Collected data:
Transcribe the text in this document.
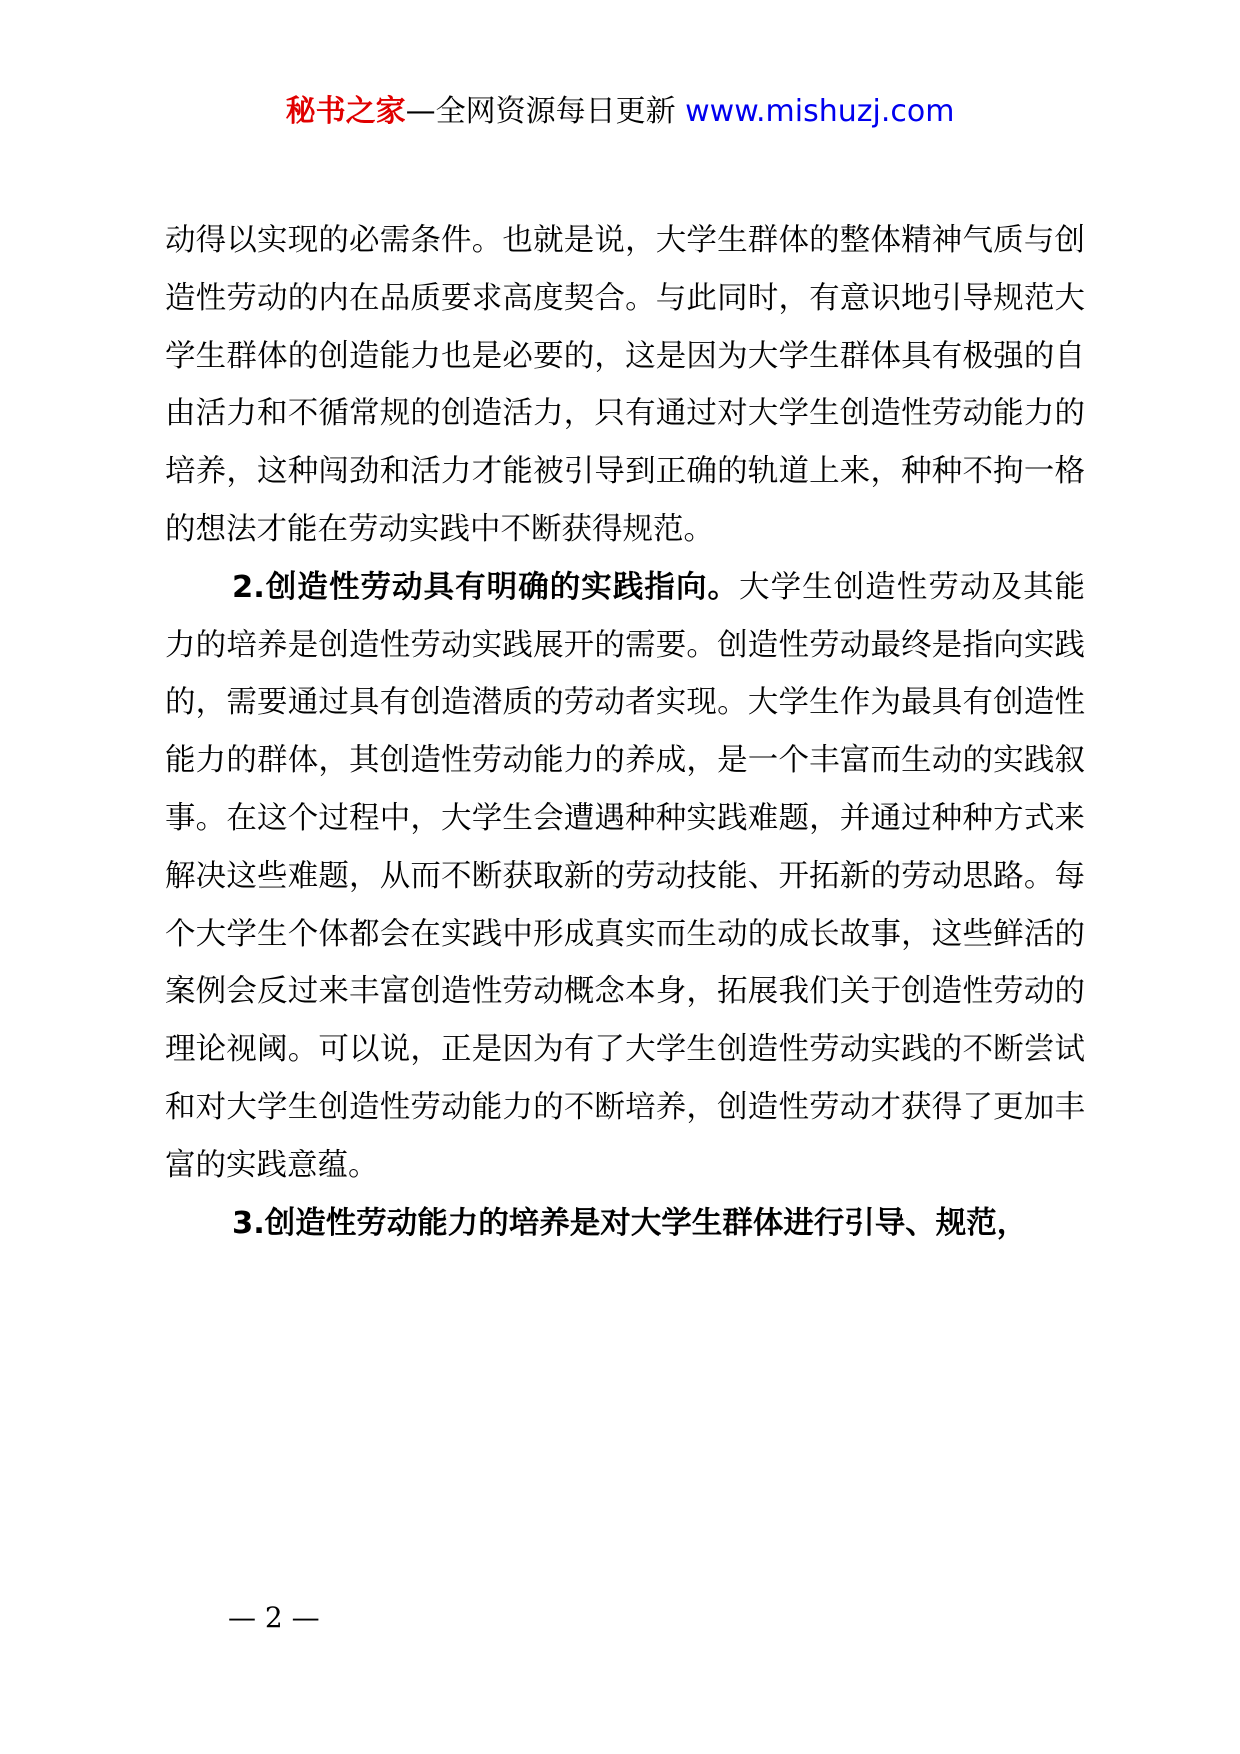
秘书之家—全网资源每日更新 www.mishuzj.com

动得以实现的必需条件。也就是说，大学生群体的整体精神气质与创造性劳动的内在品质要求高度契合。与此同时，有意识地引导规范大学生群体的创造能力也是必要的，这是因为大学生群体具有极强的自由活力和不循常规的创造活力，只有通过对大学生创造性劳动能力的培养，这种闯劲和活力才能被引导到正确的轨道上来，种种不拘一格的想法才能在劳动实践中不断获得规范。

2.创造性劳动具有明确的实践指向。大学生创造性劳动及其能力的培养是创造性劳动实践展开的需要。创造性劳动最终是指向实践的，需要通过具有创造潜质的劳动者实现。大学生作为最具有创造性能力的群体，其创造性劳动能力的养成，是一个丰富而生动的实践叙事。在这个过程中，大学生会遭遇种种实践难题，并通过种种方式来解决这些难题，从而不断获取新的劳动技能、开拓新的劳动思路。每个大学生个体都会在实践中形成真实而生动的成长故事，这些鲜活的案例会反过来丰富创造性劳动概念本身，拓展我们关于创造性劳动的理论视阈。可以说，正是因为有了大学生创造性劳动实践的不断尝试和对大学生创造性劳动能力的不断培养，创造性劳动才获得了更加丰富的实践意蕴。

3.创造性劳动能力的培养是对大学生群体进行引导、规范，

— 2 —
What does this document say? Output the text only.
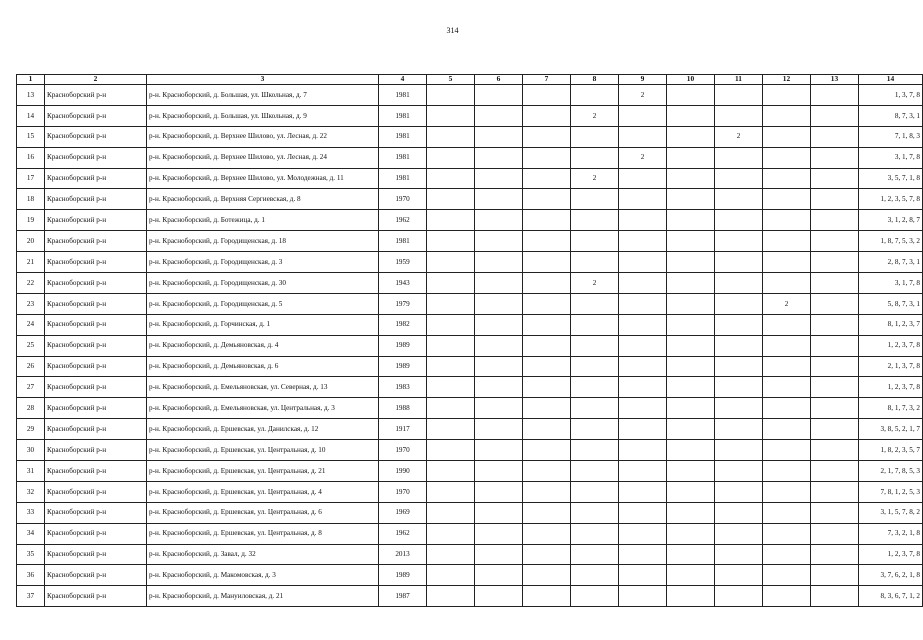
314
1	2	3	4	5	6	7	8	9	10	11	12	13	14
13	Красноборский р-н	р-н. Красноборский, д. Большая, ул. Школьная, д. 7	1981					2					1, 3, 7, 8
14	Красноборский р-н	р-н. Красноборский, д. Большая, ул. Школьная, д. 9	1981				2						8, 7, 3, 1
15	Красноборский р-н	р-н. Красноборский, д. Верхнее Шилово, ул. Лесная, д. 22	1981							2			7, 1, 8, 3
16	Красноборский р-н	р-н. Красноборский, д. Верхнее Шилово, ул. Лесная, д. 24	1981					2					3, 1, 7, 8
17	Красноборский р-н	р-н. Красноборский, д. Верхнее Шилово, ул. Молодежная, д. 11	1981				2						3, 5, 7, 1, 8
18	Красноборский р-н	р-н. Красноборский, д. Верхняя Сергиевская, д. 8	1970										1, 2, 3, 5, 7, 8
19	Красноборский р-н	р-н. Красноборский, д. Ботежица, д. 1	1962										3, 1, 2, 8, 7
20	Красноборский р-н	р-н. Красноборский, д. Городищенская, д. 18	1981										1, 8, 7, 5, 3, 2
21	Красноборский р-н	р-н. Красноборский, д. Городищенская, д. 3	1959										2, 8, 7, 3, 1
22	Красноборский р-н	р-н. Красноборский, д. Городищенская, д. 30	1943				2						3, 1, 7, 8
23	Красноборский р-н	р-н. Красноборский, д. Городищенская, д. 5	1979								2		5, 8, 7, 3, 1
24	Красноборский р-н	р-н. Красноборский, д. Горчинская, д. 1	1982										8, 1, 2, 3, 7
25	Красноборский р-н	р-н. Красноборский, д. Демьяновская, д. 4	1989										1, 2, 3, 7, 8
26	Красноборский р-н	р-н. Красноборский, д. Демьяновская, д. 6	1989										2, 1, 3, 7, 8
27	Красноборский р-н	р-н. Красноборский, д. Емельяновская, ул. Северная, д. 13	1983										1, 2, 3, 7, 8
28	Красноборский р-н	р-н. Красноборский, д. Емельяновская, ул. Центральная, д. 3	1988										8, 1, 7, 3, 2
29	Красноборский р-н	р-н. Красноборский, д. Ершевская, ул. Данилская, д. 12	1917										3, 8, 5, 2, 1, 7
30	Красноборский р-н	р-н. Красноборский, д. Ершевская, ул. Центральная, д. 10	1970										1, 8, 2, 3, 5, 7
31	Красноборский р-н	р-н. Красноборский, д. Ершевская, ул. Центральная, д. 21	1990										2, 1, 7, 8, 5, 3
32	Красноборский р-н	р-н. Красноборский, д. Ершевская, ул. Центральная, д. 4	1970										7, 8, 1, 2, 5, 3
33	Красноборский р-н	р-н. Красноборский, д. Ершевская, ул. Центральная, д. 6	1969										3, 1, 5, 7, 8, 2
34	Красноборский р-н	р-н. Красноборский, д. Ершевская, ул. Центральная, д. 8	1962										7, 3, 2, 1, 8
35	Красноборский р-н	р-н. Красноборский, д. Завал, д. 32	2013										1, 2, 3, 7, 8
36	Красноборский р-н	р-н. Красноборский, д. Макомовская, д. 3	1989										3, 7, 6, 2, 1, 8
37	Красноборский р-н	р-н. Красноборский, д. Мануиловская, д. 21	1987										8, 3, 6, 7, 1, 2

GIVEN PROBLEM:
Show each line of the listing that holds the string "Школьная".

OUTPUT BELOW:
13	Красноборский р-н	р-н. Красноборский, д. Большая, ул. Школьная, д. 7	1981					2					1, 3, 7, 8
14	Красноборский р-н	р-н. Красноборский, д. Большая, ул. Школьная, д. 9	1981				2						8, 7, 3, 1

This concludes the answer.